> **Recorded data**:
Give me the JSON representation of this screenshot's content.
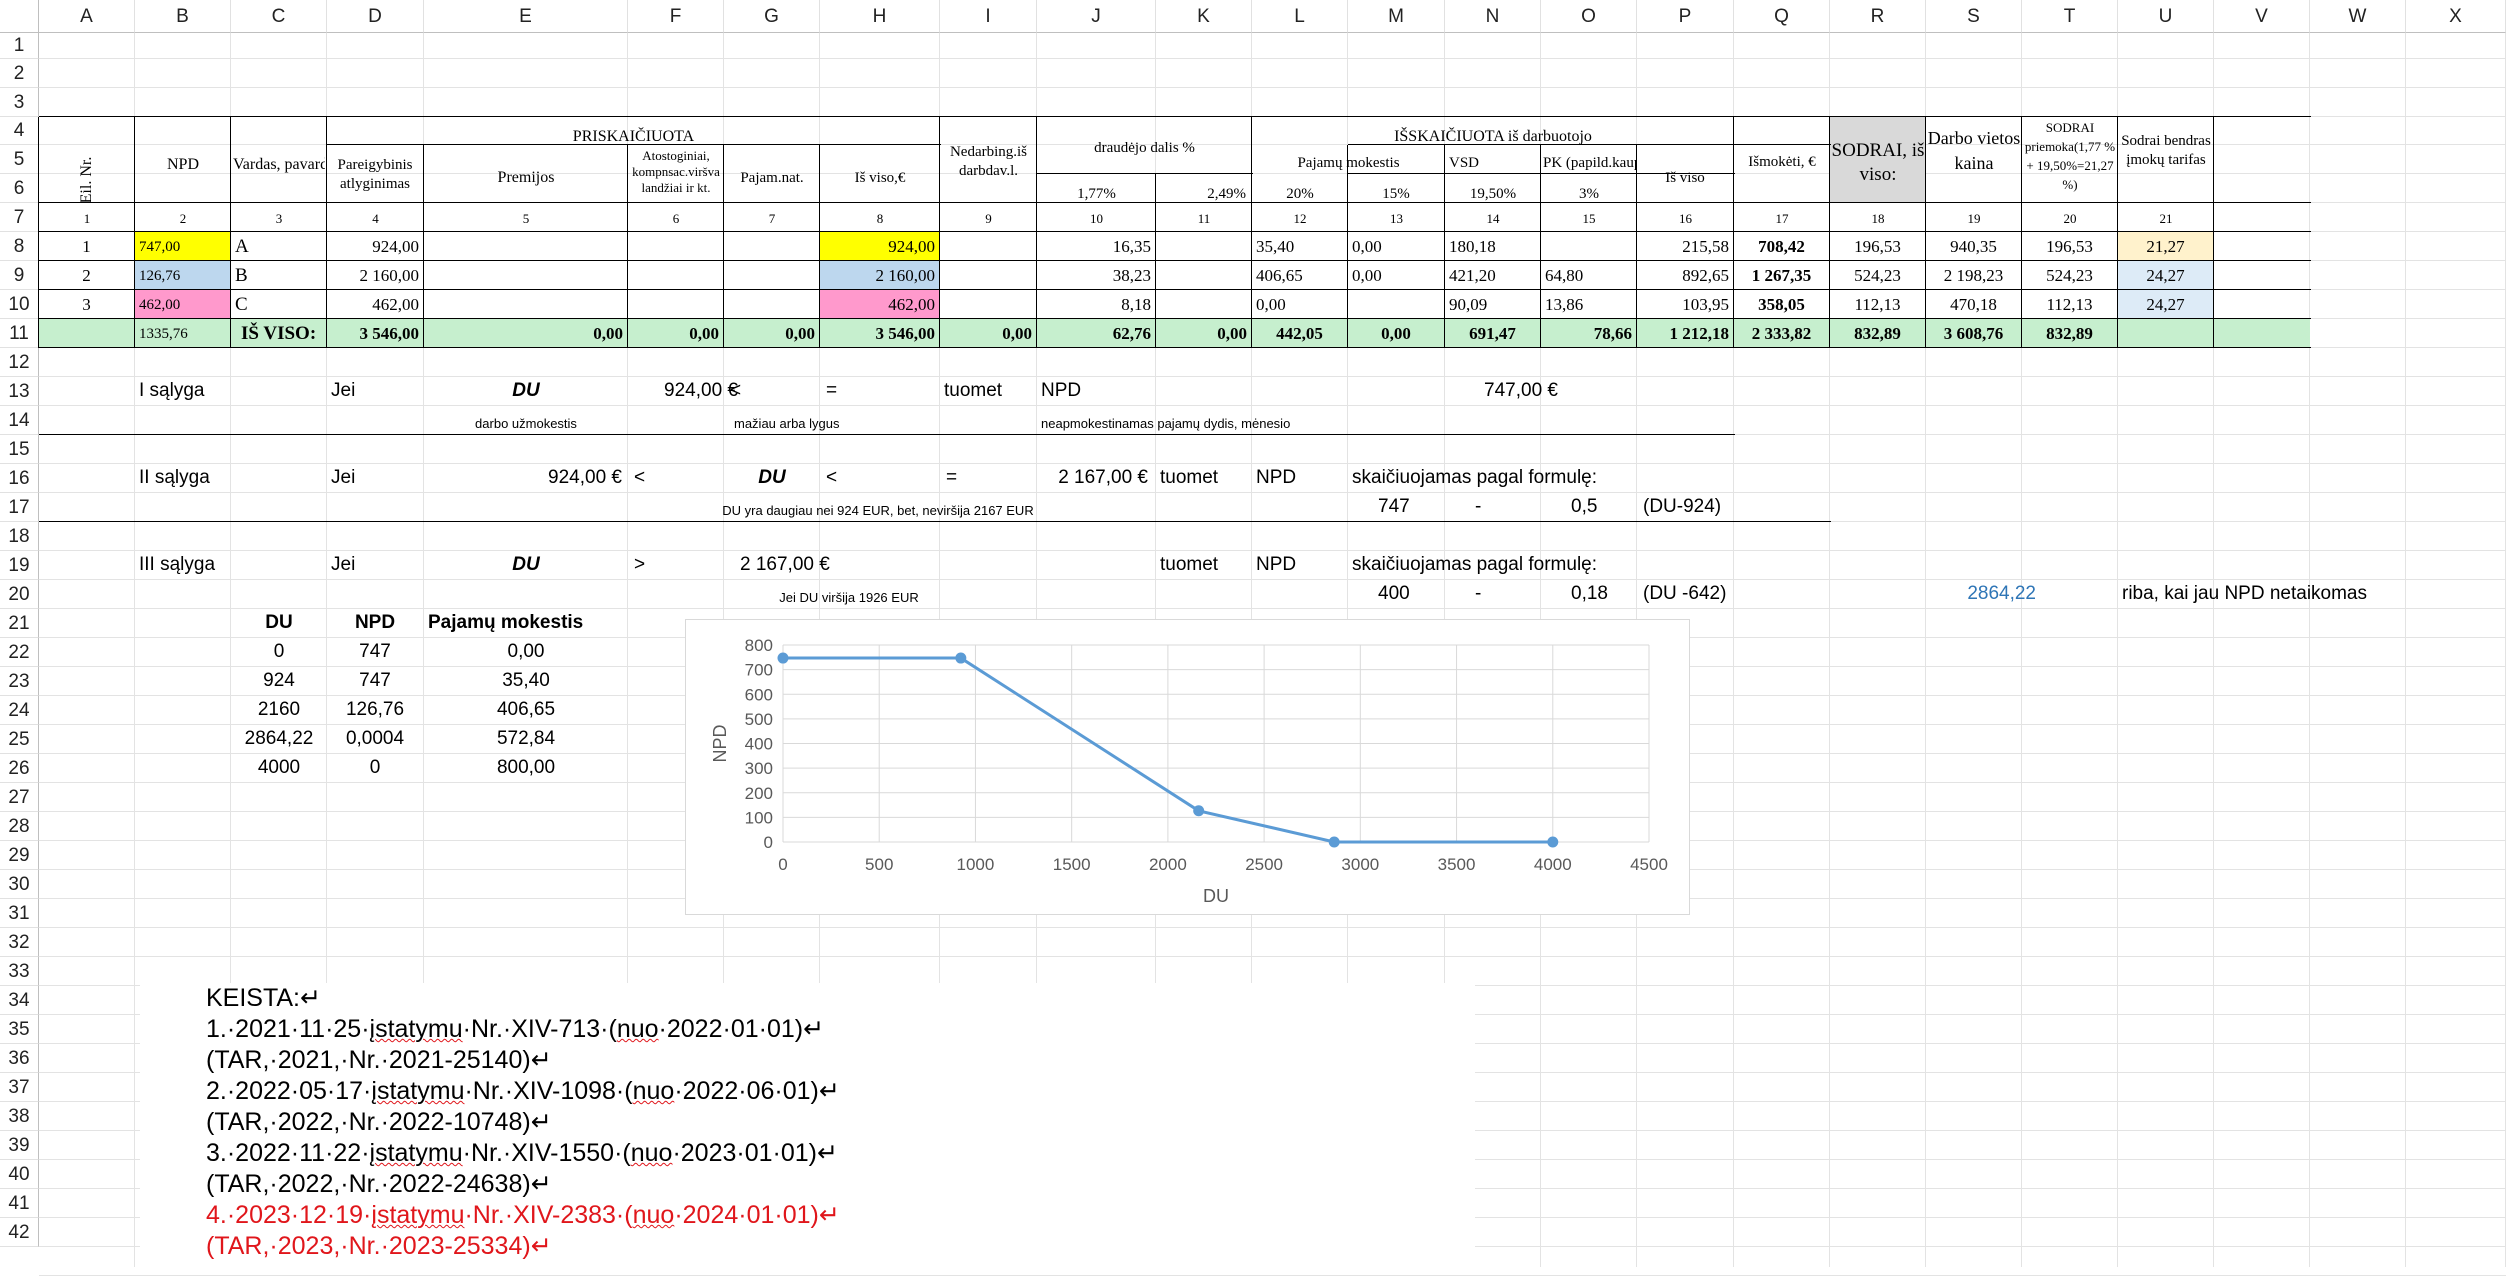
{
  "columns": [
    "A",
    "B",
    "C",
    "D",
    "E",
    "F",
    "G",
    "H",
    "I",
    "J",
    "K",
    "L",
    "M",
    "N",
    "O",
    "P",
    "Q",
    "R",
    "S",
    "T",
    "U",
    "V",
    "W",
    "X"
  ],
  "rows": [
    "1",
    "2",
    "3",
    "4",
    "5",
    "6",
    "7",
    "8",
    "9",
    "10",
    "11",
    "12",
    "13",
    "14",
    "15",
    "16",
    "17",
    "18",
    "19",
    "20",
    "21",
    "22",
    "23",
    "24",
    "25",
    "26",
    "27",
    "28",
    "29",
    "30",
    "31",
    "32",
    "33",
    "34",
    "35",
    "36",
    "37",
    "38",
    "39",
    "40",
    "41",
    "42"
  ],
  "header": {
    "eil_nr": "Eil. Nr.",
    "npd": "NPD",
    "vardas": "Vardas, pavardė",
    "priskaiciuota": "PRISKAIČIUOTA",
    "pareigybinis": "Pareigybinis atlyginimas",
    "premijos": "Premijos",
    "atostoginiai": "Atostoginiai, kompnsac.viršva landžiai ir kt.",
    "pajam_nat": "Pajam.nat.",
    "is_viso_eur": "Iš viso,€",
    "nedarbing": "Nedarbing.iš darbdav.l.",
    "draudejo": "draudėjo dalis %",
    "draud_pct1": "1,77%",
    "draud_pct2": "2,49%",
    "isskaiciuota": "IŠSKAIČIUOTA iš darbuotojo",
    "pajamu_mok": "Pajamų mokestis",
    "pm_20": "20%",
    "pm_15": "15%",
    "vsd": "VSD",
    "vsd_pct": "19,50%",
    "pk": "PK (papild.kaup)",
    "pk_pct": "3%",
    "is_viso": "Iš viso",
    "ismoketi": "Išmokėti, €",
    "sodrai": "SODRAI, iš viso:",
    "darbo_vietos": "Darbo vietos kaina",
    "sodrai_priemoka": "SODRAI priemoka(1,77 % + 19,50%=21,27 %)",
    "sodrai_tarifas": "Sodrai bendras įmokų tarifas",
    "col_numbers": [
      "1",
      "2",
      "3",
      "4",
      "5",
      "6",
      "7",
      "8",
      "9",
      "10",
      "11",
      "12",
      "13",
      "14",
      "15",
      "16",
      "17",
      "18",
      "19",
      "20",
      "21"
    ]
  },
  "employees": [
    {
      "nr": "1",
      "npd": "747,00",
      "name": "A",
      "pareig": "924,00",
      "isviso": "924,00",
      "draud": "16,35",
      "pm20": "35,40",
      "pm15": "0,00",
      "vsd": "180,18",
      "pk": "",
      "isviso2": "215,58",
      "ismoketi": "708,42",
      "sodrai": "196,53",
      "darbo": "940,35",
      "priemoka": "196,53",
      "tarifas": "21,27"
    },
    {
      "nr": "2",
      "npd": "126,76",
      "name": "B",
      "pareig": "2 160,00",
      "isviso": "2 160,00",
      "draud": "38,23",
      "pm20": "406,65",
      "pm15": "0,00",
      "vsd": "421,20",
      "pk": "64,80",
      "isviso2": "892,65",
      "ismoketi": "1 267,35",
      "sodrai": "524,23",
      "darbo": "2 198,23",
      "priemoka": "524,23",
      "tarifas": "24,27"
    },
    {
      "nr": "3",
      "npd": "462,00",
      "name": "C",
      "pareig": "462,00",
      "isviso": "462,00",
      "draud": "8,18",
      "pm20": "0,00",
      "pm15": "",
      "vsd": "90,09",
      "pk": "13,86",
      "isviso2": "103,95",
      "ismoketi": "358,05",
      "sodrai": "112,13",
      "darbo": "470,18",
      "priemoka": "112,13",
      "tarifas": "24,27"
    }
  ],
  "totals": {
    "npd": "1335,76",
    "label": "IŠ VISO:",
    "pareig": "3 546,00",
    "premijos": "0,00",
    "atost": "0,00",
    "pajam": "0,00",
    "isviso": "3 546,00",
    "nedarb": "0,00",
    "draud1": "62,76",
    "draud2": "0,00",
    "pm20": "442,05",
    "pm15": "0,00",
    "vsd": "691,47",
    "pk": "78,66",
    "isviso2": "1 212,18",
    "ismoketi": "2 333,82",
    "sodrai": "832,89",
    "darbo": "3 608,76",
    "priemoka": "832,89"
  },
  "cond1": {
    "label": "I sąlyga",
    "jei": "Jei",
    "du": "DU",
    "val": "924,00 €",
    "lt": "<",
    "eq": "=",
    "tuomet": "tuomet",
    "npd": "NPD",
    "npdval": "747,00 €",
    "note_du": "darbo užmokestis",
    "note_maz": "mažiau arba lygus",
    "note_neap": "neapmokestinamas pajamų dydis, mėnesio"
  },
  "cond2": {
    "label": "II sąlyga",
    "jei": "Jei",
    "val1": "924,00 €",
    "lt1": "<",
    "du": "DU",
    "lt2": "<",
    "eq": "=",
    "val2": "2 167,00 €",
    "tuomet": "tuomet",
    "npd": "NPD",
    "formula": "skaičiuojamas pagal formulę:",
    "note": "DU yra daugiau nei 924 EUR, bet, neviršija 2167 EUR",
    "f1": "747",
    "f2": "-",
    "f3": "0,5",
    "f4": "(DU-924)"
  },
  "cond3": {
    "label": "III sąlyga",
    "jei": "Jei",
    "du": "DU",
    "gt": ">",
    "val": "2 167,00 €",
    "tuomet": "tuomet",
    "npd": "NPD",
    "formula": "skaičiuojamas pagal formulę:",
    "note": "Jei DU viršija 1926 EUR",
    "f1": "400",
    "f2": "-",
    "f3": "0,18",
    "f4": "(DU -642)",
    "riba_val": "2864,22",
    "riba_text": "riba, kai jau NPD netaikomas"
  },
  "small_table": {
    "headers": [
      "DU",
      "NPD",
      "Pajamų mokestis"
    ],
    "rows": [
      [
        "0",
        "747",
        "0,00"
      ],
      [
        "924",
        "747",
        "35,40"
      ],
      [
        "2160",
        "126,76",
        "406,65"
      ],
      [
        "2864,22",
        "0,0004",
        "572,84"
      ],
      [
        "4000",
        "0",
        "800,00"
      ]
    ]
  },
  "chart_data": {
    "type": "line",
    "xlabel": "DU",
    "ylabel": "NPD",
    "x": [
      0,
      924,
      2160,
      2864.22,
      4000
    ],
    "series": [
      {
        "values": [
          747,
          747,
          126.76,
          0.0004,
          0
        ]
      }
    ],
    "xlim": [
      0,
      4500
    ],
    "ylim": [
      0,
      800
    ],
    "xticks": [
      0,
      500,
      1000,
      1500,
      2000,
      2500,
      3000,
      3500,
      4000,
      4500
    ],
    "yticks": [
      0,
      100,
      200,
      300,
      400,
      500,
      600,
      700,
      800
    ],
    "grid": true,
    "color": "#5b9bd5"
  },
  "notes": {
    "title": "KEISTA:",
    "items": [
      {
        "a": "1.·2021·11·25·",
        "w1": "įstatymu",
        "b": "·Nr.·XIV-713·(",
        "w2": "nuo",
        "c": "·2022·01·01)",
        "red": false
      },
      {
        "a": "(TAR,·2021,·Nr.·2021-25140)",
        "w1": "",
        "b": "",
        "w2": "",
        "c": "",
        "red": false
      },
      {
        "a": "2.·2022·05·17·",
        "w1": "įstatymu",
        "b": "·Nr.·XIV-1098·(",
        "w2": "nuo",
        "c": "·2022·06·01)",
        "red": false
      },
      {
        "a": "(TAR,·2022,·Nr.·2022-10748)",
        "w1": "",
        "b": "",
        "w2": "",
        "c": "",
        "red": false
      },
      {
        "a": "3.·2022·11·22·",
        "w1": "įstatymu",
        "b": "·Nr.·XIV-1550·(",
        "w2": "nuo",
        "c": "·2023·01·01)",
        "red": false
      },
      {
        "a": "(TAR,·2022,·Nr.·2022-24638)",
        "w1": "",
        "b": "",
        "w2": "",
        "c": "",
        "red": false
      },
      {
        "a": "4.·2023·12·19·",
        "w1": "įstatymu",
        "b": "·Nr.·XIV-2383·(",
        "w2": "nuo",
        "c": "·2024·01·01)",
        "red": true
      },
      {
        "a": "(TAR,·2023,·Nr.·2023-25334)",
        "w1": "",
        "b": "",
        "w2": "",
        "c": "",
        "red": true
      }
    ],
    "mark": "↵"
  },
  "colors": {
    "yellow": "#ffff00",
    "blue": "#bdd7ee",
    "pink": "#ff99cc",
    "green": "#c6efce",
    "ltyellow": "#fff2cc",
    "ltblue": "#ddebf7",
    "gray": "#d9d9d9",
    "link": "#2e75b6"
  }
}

> **Task goal**: Check each line of the records for "tarifas" and copy the ones that contain it.

> **Full output**:
    "sodrai_tarifas": "Sodrai bendras įmokų tarifas",
      "tarifas": "21,27"
      "tarifas": "24,27"
      "tarifas": "24,27"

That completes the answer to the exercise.